• Instructions to follow: Could you write out the records below exactly as they appear?

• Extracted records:
┄┄┄┄┄┄┄┄┄┄┄┄┄┄┄┄┄┄┄┄

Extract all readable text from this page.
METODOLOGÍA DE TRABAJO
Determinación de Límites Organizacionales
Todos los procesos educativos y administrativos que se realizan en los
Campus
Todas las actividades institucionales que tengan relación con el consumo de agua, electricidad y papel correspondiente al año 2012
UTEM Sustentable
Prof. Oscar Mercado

┄┄┄┄┄┄┄┄┄┄┄┄┄┄┄┄┄┄┄┄

• Task solution:
Extract all readable text from this page.
METODOLOGÍA DE TRABAJO
Determinación de Límites Organizacionales
Todos los procesos educativos y administrativos que se realizan en los
Campus
Todas las actividades institucionales que tengan relación con el consumo de agua, electricidad y papel correspondiente al año 2012
UTEM Sustentable
Prof. Oscar Mercado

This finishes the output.